▶ **RECORDED DATA**:
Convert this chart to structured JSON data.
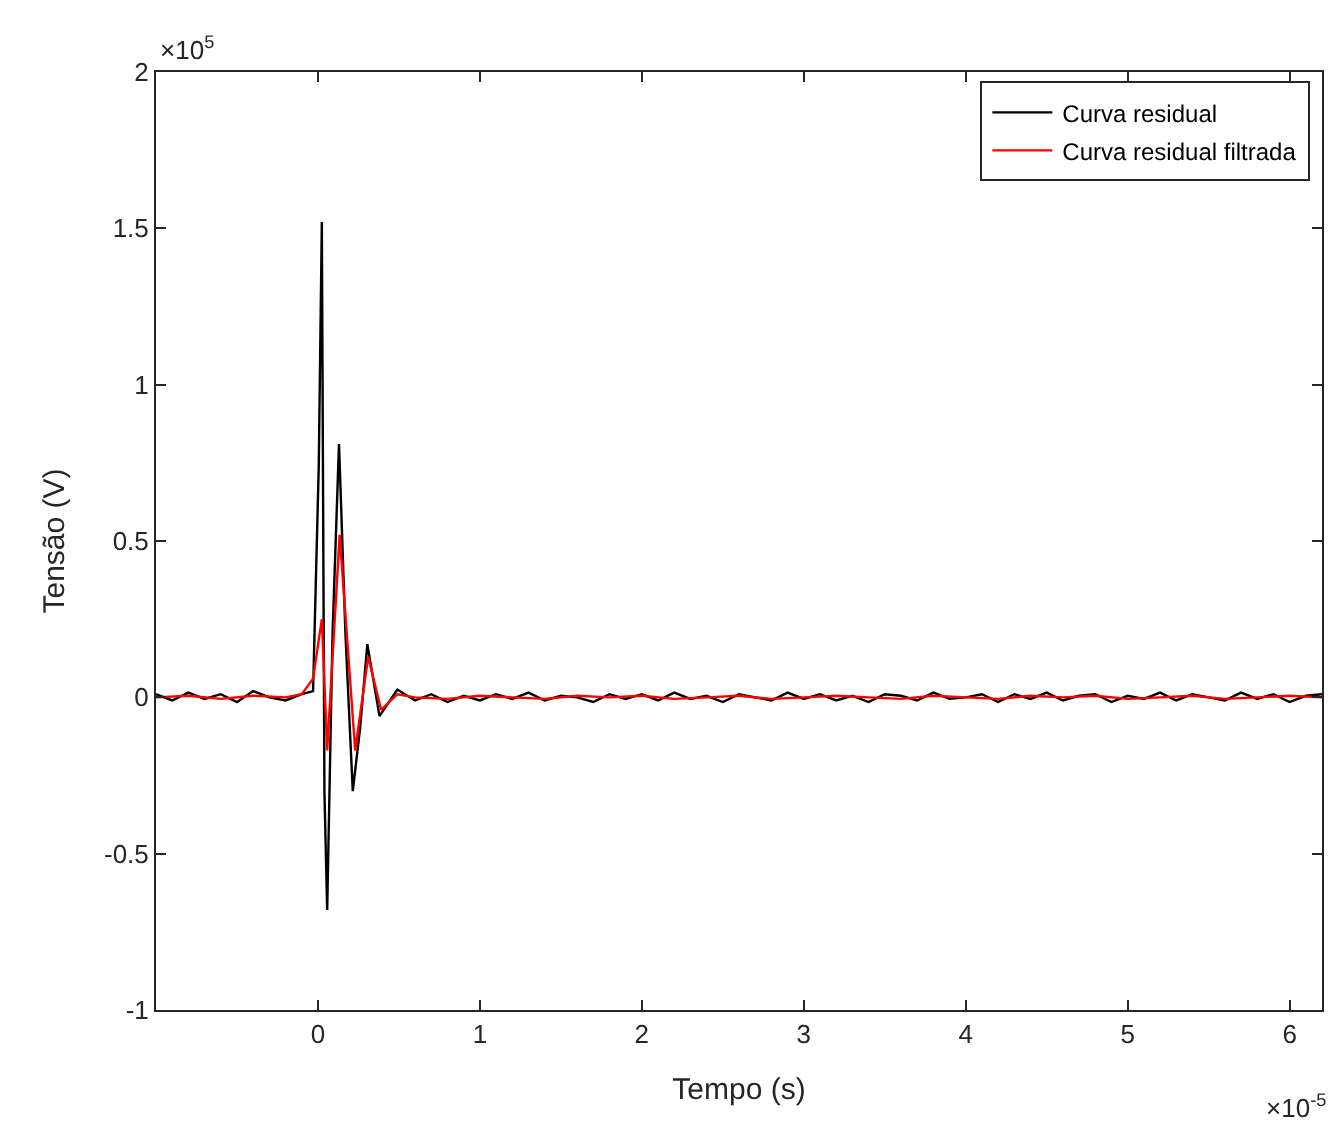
{
  "chart_data": {
    "type": "line",
    "xlabel": "Tempo (s)",
    "ylabel": "Tensão (V)",
    "annotations": [
      "×10$^{5}$",
      "×10$^{-5}$"
    ],
    "xlim": [
      -1,
      6.2
    ],
    "xticks": [
      0,
      1,
      2,
      3,
      4,
      5,
      6
    ],
    "ylim": [
      -1,
      2
    ],
    "yticks": [
      -1,
      -0.5,
      0,
      0.5,
      1,
      1.5,
      2
    ],
    "legend": "top right",
    "marker": "none",
    "line_style": "solid",
    "series": [
      {
        "name": "Curva residual",
        "color": "#000000",
        "x": [
          -1.0,
          -0.9,
          -0.8,
          -0.7,
          -0.6,
          -0.5,
          -0.4,
          -0.3,
          -0.2,
          -0.1,
          -0.03,
          0.005,
          0.024,
          0.04,
          0.057,
          0.09,
          0.13,
          0.17,
          0.215,
          0.26,
          0.305,
          0.38,
          0.49,
          0.6,
          0.7,
          0.8,
          0.9,
          1.0,
          1.1,
          1.2,
          1.3,
          1.4,
          1.5,
          1.6,
          1.7,
          1.8,
          1.9,
          2.0,
          2.1,
          2.2,
          2.3,
          2.4,
          2.5,
          2.6,
          2.7,
          2.8,
          2.9,
          3.0,
          3.1,
          3.2,
          3.3,
          3.4,
          3.5,
          3.6,
          3.7,
          3.8,
          3.9,
          4.0,
          4.1,
          4.2,
          4.3,
          4.4,
          4.5,
          4.6,
          4.7,
          4.8,
          4.9,
          5.0,
          5.1,
          5.2,
          5.3,
          5.4,
          5.5,
          5.6,
          5.7,
          5.8,
          5.9,
          6.0,
          6.1,
          6.2
        ],
        "values": [
          0.01,
          -0.01,
          0.015,
          -0.005,
          0.01,
          -0.015,
          0.02,
          0.0,
          -0.01,
          0.01,
          0.02,
          0.74,
          1.52,
          -0.3,
          -0.68,
          0.2,
          0.81,
          0.2,
          -0.3,
          -0.1,
          0.17,
          -0.06,
          0.025,
          -0.01,
          0.01,
          -0.015,
          0.005,
          -0.01,
          0.01,
          -0.005,
          0.015,
          -0.01,
          0.005,
          0.0,
          -0.015,
          0.01,
          -0.005,
          0.01,
          -0.01,
          0.015,
          -0.005,
          0.005,
          -0.015,
          0.01,
          0.0,
          -0.01,
          0.015,
          -0.005,
          0.01,
          -0.01,
          0.005,
          -0.015,
          0.01,
          0.005,
          -0.01,
          0.015,
          -0.005,
          0.0,
          0.01,
          -0.015,
          0.01,
          -0.005,
          0.015,
          -0.01,
          0.005,
          0.01,
          -0.015,
          0.005,
          -0.005,
          0.015,
          -0.01,
          0.01,
          0.0,
          -0.01,
          0.015,
          -0.005,
          0.01,
          -0.015,
          0.005,
          0.01
        ]
      },
      {
        "name": "Curva residual filtrada",
        "color": "#ff0000",
        "x": [
          -1.0,
          -0.8,
          -0.6,
          -0.4,
          -0.2,
          -0.1,
          -0.03,
          0.024,
          0.057,
          0.134,
          0.23,
          0.31,
          0.39,
          0.49,
          0.6,
          0.8,
          1.0,
          1.2,
          1.4,
          1.6,
          1.8,
          2.0,
          2.2,
          2.4,
          2.6,
          2.8,
          3.0,
          3.2,
          3.4,
          3.6,
          3.8,
          4.0,
          4.2,
          4.4,
          4.6,
          4.8,
          5.0,
          5.2,
          5.4,
          5.6,
          5.8,
          6.0,
          6.2
        ],
        "values": [
          0.0,
          0.005,
          -0.005,
          0.005,
          0.0,
          0.01,
          0.06,
          0.25,
          -0.17,
          0.52,
          -0.17,
          0.13,
          -0.04,
          0.01,
          0.0,
          -0.005,
          0.005,
          0.0,
          -0.005,
          0.005,
          0.0,
          0.005,
          -0.005,
          0.0,
          0.005,
          -0.005,
          0.0,
          0.005,
          0.0,
          -0.005,
          0.005,
          0.0,
          -0.005,
          0.005,
          0.0,
          0.005,
          -0.005,
          0.0,
          0.005,
          -0.005,
          0.0,
          0.005,
          0.0
        ]
      }
    ]
  }
}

▶ **EXERCISE INSTRUCTIONS**:
Without the pictures, retype the whole of the material above exactly.

▶ **FINAL RESULT**:
Convert this chart to structured JSON data.
{
  "chart_data": {
    "type": "line",
    "xlabel": "Tempo (s)",
    "ylabel": "Tensão (V)",
    "annotations": [
      "×10$^{5}$",
      "×10$^{-5}$"
    ],
    "xlim": [
      -1,
      6.2
    ],
    "xticks": [
      0,
      1,
      2,
      3,
      4,
      5,
      6
    ],
    "ylim": [
      -1,
      2
    ],
    "yticks": [
      -1,
      -0.5,
      0,
      0.5,
      1,
      1.5,
      2
    ],
    "legend": "top right",
    "marker": "none",
    "line_style": "solid",
    "series": [
      {
        "name": "Curva residual",
        "color": "#000000",
        "x": [
          -1.0,
          -0.9,
          -0.8,
          -0.7,
          -0.6,
          -0.5,
          -0.4,
          -0.3,
          -0.2,
          -0.1,
          -0.03,
          0.005,
          0.024,
          0.04,
          0.057,
          0.09,
          0.13,
          0.17,
          0.215,
          0.26,
          0.305,
          0.38,
          0.49,
          0.6,
          0.7,
          0.8,
          0.9,
          1.0,
          1.1,
          1.2,
          1.3,
          1.4,
          1.5,
          1.6,
          1.7,
          1.8,
          1.9,
          2.0,
          2.1,
          2.2,
          2.3,
          2.4,
          2.5,
          2.6,
          2.7,
          2.8,
          2.9,
          3.0,
          3.1,
          3.2,
          3.3,
          3.4,
          3.5,
          3.6,
          3.7,
          3.8,
          3.9,
          4.0,
          4.1,
          4.2,
          4.3,
          4.4,
          4.5,
          4.6,
          4.7,
          4.8,
          4.9,
          5.0,
          5.1,
          5.2,
          5.3,
          5.4,
          5.5,
          5.6,
          5.7,
          5.8,
          5.9,
          6.0,
          6.1,
          6.2
        ],
        "values": [
          0.01,
          -0.01,
          0.015,
          -0.005,
          0.01,
          -0.015,
          0.02,
          0.0,
          -0.01,
          0.01,
          0.02,
          0.74,
          1.52,
          -0.3,
          -0.68,
          0.2,
          0.81,
          0.2,
          -0.3,
          -0.1,
          0.17,
          -0.06,
          0.025,
          -0.01,
          0.01,
          -0.015,
          0.005,
          -0.01,
          0.01,
          -0.005,
          0.015,
          -0.01,
          0.005,
          0.0,
          -0.015,
          0.01,
          -0.005,
          0.01,
          -0.01,
          0.015,
          -0.005,
          0.005,
          -0.015,
          0.01,
          0.0,
          -0.01,
          0.015,
          -0.005,
          0.01,
          -0.01,
          0.005,
          -0.015,
          0.01,
          0.005,
          -0.01,
          0.015,
          -0.005,
          0.0,
          0.01,
          -0.015,
          0.01,
          -0.005,
          0.015,
          -0.01,
          0.005,
          0.01,
          -0.015,
          0.005,
          -0.005,
          0.015,
          -0.01,
          0.01,
          0.0,
          -0.01,
          0.015,
          -0.005,
          0.01,
          -0.015,
          0.005,
          0.01
        ]
      },
      {
        "name": "Curva residual filtrada",
        "color": "#ff0000",
        "x": [
          -1.0,
          -0.8,
          -0.6,
          -0.4,
          -0.2,
          -0.1,
          -0.03,
          0.024,
          0.057,
          0.134,
          0.23,
          0.31,
          0.39,
          0.49,
          0.6,
          0.8,
          1.0,
          1.2,
          1.4,
          1.6,
          1.8,
          2.0,
          2.2,
          2.4,
          2.6,
          2.8,
          3.0,
          3.2,
          3.4,
          3.6,
          3.8,
          4.0,
          4.2,
          4.4,
          4.6,
          4.8,
          5.0,
          5.2,
          5.4,
          5.6,
          5.8,
          6.0,
          6.2
        ],
        "values": [
          0.0,
          0.005,
          -0.005,
          0.005,
          0.0,
          0.01,
          0.06,
          0.25,
          -0.17,
          0.52,
          -0.17,
          0.13,
          -0.04,
          0.01,
          0.0,
          -0.005,
          0.005,
          0.0,
          -0.005,
          0.005,
          0.0,
          0.005,
          -0.005,
          0.0,
          0.005,
          -0.005,
          0.0,
          0.005,
          0.0,
          -0.005,
          0.005,
          0.0,
          -0.005,
          0.005,
          0.0,
          0.005,
          -0.005,
          0.0,
          0.005,
          -0.005,
          0.0,
          0.005,
          0.0
        ]
      }
    ]
  }
}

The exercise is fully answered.